Entries from a dataset
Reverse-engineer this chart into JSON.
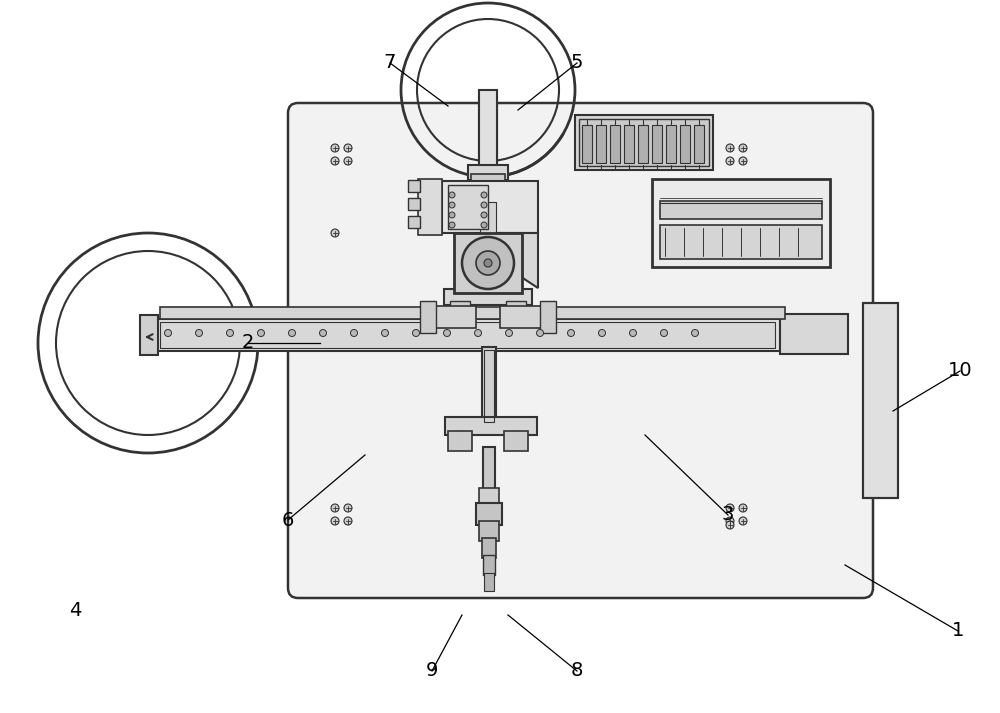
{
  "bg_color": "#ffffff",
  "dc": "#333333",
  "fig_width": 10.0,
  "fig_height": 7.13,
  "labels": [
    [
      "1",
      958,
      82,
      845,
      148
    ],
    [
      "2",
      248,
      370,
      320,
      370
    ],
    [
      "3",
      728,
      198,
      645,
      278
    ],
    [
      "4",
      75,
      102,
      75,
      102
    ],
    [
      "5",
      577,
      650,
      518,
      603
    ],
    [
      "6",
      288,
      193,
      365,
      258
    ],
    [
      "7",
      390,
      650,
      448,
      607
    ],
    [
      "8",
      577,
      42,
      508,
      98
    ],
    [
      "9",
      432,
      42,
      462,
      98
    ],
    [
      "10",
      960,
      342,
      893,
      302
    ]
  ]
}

TASK TO COMPLETE:
Print every entry above again without changing a word, and omit the pictures.

WORKED ANSWER:
Reverse-engineer this chart into JSON.
{
  "bg_color": "#ffffff",
  "dc": "#333333",
  "fig_width": 10.0,
  "fig_height": 7.13,
  "labels": [
    [
      "1",
      958,
      82,
      845,
      148
    ],
    [
      "2",
      248,
      370,
      320,
      370
    ],
    [
      "3",
      728,
      198,
      645,
      278
    ],
    [
      "4",
      75,
      102,
      75,
      102
    ],
    [
      "5",
      577,
      650,
      518,
      603
    ],
    [
      "6",
      288,
      193,
      365,
      258
    ],
    [
      "7",
      390,
      650,
      448,
      607
    ],
    [
      "8",
      577,
      42,
      508,
      98
    ],
    [
      "9",
      432,
      42,
      462,
      98
    ],
    [
      "10",
      960,
      342,
      893,
      302
    ]
  ]
}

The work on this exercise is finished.